# Required task
Each record is to be transcribed exactly.

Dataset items
┏━━

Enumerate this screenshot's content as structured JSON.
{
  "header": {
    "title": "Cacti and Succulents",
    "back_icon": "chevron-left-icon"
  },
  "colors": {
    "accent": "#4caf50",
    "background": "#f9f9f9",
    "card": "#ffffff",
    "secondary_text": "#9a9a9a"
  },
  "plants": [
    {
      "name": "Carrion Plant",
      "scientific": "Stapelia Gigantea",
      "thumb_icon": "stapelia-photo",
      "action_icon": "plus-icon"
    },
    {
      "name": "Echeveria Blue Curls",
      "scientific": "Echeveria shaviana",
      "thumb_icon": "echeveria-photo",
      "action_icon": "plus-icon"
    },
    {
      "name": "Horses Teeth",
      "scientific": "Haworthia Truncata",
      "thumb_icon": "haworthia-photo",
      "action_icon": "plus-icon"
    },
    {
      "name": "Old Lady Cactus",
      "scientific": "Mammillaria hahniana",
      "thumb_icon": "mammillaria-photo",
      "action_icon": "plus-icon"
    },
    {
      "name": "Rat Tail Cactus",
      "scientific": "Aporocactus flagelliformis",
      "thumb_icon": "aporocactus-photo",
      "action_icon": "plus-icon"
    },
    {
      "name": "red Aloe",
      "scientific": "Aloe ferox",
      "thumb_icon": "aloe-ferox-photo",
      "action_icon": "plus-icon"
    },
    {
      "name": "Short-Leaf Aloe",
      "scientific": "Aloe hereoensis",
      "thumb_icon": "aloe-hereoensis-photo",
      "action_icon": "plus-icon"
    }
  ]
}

┗━━

# Problem solution
Enumerate this screenshot's content as structured JSON.
{
  "header": {
    "title": "Cacti and Succulents",
    "back_icon": "chevron-left-icon"
  },
  "colors": {
    "accent": "#4caf50",
    "background": "#f9f9f9",
    "card": "#ffffff",
    "secondary_text": "#9a9a9a"
  },
  "plants": [
    {
      "name": "Carrion Plant",
      "scientific": "Stapelia Gigantea",
      "thumb_icon": "stapelia-photo",
      "action_icon": "plus-icon"
    },
    {
      "name": "Echeveria Blue Curls",
      "scientific": "Echeveria shaviana",
      "thumb_icon": "echeveria-photo",
      "action_icon": "plus-icon"
    },
    {
      "name": "Horses Teeth",
      "scientific": "Haworthia Truncata",
      "thumb_icon": "haworthia-photo",
      "action_icon": "plus-icon"
    },
    {
      "name": "Old Lady Cactus",
      "scientific": "Mammillaria hahniana",
      "thumb_icon": "mammillaria-photo",
      "action_icon": "plus-icon"
    },
    {
      "name": "Rat Tail Cactus",
      "scientific": "Aporocactus flagelliformis",
      "thumb_icon": "aporocactus-photo",
      "action_icon": "plus-icon"
    },
    {
      "name": "red Aloe",
      "scientific": "Aloe ferox",
      "thumb_icon": "aloe-ferox-photo",
      "action_icon": "plus-icon"
    },
    {
      "name": "Short-Leaf Aloe",
      "scientific": "Aloe hereoensis",
      "thumb_icon": "aloe-hereoensis-photo",
      "action_icon": "plus-icon"
    }
  ]
}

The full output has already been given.